What the exercise asks: Print every entry exactly as written.

Data shown:
****************

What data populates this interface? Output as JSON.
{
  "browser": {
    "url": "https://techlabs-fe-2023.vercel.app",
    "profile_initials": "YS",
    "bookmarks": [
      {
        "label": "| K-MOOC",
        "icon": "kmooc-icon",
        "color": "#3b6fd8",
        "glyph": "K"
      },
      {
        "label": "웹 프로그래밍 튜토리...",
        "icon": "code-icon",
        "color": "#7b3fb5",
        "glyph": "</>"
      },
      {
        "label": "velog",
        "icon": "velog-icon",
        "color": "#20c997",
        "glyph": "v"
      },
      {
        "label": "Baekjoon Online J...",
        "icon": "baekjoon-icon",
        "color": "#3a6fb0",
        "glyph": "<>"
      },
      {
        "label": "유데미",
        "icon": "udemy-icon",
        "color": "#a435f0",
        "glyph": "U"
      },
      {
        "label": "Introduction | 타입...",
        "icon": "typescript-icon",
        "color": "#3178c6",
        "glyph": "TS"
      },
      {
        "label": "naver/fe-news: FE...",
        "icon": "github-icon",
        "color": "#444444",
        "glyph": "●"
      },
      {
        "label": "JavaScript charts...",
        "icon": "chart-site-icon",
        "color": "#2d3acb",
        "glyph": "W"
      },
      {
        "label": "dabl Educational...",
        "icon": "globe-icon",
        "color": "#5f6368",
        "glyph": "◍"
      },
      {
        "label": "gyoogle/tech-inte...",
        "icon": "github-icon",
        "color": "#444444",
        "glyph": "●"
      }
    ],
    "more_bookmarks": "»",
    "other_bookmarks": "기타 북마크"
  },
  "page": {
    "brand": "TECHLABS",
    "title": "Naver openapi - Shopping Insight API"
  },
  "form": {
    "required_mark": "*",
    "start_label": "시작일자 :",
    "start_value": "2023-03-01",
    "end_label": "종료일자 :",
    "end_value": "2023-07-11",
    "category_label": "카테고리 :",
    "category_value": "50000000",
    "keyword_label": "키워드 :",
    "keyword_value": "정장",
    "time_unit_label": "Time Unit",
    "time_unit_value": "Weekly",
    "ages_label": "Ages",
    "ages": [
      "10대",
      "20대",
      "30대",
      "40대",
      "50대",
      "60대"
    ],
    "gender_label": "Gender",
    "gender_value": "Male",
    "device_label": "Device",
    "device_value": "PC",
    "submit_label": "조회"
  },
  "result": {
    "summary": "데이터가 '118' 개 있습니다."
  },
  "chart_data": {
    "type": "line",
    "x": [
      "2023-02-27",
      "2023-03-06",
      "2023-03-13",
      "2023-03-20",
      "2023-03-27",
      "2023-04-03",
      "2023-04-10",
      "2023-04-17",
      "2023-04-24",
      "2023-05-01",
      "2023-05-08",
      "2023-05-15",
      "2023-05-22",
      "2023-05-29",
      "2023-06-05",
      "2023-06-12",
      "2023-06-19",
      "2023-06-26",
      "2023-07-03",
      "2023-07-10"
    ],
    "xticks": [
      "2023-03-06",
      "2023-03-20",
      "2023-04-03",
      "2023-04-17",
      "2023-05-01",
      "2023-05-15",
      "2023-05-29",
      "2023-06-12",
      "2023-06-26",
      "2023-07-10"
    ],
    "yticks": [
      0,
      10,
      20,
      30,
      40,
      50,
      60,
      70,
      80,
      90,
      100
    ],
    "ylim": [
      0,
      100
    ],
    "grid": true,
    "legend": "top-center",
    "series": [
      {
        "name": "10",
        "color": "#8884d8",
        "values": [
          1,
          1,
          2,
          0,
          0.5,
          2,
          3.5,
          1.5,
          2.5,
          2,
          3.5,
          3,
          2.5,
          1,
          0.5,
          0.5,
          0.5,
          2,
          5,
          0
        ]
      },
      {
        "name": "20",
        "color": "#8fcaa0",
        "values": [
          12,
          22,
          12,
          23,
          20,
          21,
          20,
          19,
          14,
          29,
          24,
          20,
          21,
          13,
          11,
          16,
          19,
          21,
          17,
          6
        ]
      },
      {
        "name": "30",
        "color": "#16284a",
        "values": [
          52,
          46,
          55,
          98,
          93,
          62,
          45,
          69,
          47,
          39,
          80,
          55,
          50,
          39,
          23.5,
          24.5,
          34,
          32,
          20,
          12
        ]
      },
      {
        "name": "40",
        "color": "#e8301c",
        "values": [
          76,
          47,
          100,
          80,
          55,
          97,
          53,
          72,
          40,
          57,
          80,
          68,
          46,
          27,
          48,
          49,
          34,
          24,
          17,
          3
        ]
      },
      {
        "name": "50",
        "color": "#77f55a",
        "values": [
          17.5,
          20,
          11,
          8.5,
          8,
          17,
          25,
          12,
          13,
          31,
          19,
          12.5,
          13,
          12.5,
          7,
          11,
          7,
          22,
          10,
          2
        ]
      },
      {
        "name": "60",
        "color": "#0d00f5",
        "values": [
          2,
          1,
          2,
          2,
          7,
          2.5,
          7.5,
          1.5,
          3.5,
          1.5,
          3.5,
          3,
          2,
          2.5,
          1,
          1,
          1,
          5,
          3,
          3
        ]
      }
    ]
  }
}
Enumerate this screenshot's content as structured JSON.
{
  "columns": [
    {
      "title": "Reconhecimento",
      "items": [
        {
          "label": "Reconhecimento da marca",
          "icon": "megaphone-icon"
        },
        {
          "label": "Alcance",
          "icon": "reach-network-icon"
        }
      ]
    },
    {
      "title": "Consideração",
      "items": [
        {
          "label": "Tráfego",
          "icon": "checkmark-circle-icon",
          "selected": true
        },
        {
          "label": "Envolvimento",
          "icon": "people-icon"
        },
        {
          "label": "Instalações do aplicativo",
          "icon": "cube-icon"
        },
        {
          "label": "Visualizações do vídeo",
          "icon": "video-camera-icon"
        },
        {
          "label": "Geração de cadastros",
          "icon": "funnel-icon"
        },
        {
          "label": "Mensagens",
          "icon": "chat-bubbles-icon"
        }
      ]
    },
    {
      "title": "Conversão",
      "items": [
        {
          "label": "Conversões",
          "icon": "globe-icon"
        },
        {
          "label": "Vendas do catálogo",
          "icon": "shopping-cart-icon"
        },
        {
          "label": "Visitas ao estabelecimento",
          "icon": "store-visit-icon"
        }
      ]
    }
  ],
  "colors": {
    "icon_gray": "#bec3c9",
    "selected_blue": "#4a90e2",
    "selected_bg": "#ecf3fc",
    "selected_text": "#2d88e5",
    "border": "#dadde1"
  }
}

****************

Solution for this task:
What data populates this interface? Output as JSON.
{
  "browser": {
    "url": "https://techlabs-fe-2023.vercel.app",
    "profile_initials": "YS",
    "bookmarks": [
      {
        "label": "| K-MOOC",
        "icon": "kmooc-icon",
        "color": "#3b6fd8",
        "glyph": "K"
      },
      {
        "label": "웹 프로그래밍 튜토리...",
        "icon": "code-icon",
        "color": "#7b3fb5",
        "glyph": "</>"
      },
      {
        "label": "velog",
        "icon": "velog-icon",
        "color": "#20c997",
        "glyph": "v"
      },
      {
        "label": "Baekjoon Online J...",
        "icon": "baekjoon-icon",
        "color": "#3a6fb0",
        "glyph": "<>"
      },
      {
        "label": "유데미",
        "icon": "udemy-icon",
        "color": "#a435f0",
        "glyph": "U"
      },
      {
        "label": "Introduction | 타입...",
        "icon": "typescript-icon",
        "color": "#3178c6",
        "glyph": "TS"
      },
      {
        "label": "naver/fe-news: FE...",
        "icon": "github-icon",
        "color": "#444444",
        "glyph": "●"
      },
      {
        "label": "JavaScript charts...",
        "icon": "chart-site-icon",
        "color": "#2d3acb",
        "glyph": "W"
      },
      {
        "label": "dabl Educational...",
        "icon": "globe-icon",
        "color": "#5f6368",
        "glyph": "◍"
      },
      {
        "label": "gyoogle/tech-inte...",
        "icon": "github-icon",
        "color": "#444444",
        "glyph": "●"
      }
    ],
    "more_bookmarks": "»",
    "other_bookmarks": "기타 북마크"
  },
  "page": {
    "brand": "TECHLABS",
    "title": "Naver openapi - Shopping Insight API"
  },
  "form": {
    "required_mark": "*",
    "start_label": "시작일자 :",
    "start_value": "2023-03-01",
    "end_label": "종료일자 :",
    "end_value": "2023-07-11",
    "category_label": "카테고리 :",
    "category_value": "50000000",
    "keyword_label": "키워드 :",
    "keyword_value": "정장",
    "time_unit_label": "Time Unit",
    "time_unit_value": "Weekly",
    "ages_label": "Ages",
    "ages": [
      "10대",
      "20대",
      "30대",
      "40대",
      "50대",
      "60대"
    ],
    "gender_label": "Gender",
    "gender_value": "Male",
    "device_label": "Device",
    "device_value": "PC",
    "submit_label": "조회"
  },
  "result": {
    "summary": "데이터가 '118' 개 있습니다."
  },
  "chart_data": {
    "type": "line",
    "x": [
      "2023-02-27",
      "2023-03-06",
      "2023-03-13",
      "2023-03-20",
      "2023-03-27",
      "2023-04-03",
      "2023-04-10",
      "2023-04-17",
      "2023-04-24",
      "2023-05-01",
      "2023-05-08",
      "2023-05-15",
      "2023-05-22",
      "2023-05-29",
      "2023-06-05",
      "2023-06-12",
      "2023-06-19",
      "2023-06-26",
      "2023-07-03",
      "2023-07-10"
    ],
    "xticks": [
      "2023-03-06",
      "2023-03-20",
      "2023-04-03",
      "2023-04-17",
      "2023-05-01",
      "2023-05-15",
      "2023-05-29",
      "2023-06-12",
      "2023-06-26",
      "2023-07-10"
    ],
    "yticks": [
      0,
      10,
      20,
      30,
      40,
      50,
      60,
      70,
      80,
      90,
      100
    ],
    "ylim": [
      0,
      100
    ],
    "grid": true,
    "legend": "top-center",
    "series": [
      {
        "name": "10",
        "color": "#8884d8",
        "values": [
          1,
          1,
          2,
          0,
          0.5,
          2,
          3.5,
          1.5,
          2.5,
          2,
          3.5,
          3,
          2.5,
          1,
          0.5,
          0.5,
          0.5,
          2,
          5,
          0
        ]
      },
      {
        "name": "20",
        "color": "#8fcaa0",
        "values": [
          12,
          22,
          12,
          23,
          20,
          21,
          20,
          19,
          14,
          29,
          24,
          20,
          21,
          13,
          11,
          16,
          19,
          21,
          17,
          6
        ]
      },
      {
        "name": "30",
        "color": "#16284a",
        "values": [
          52,
          46,
          55,
          98,
          93,
          62,
          45,
          69,
          47,
          39,
          80,
          55,
          50,
          39,
          23.5,
          24.5,
          34,
          32,
          20,
          12
        ]
      },
      {
        "name": "40",
        "color": "#e8301c",
        "values": [
          76,
          47,
          100,
          80,
          55,
          97,
          53,
          72,
          40,
          57,
          80,
          68,
          46,
          27,
          48,
          49,
          34,
          24,
          17,
          3
        ]
      },
      {
        "name": "50",
        "color": "#77f55a",
        "values": [
          17.5,
          20,
          11,
          8.5,
          8,
          17,
          25,
          12,
          13,
          31,
          19,
          12.5,
          13,
          12.5,
          7,
          11,
          7,
          22,
          10,
          2
        ]
      },
      {
        "name": "60",
        "color": "#0d00f5",
        "values": [
          2,
          1,
          2,
          2,
          7,
          2.5,
          7.5,
          1.5,
          3.5,
          1.5,
          3.5,
          3,
          2,
          2.5,
          1,
          1,
          1,
          5,
          3,
          3
        ]
      }
    ]
  }
}
Enumerate this screenshot's content as structured JSON.
{
  "columns": [
    {
      "title": "Reconhecimento",
      "items": [
        {
          "label": "Reconhecimento da marca",
          "icon": "megaphone-icon"
        },
        {
          "label": "Alcance",
          "icon": "reach-network-icon"
        }
      ]
    },
    {
      "title": "Consideração",
      "items": [
        {
          "label": "Tráfego",
          "icon": "checkmark-circle-icon",
          "selected": true
        },
        {
          "label": "Envolvimento",
          "icon": "people-icon"
        },
        {
          "label": "Instalações do aplicativo",
          "icon": "cube-icon"
        },
        {
          "label": "Visualizações do vídeo",
          "icon": "video-camera-icon"
        },
        {
          "label": "Geração de cadastros",
          "icon": "funnel-icon"
        },
        {
          "label": "Mensagens",
          "icon": "chat-bubbles-icon"
        }
      ]
    },
    {
      "title": "Conversão",
      "items": [
        {
          "label": "Conversões",
          "icon": "globe-icon"
        },
        {
          "label": "Vendas do catálogo",
          "icon": "shopping-cart-icon"
        },
        {
          "label": "Visitas ao estabelecimento",
          "icon": "store-visit-icon"
        }
      ]
    }
  ],
  "colors": {
    "icon_gray": "#bec3c9",
    "selected_blue": "#4a90e2",
    "selected_bg": "#ecf3fc",
    "selected_text": "#2d88e5",
    "border": "#dadde1"
  }
}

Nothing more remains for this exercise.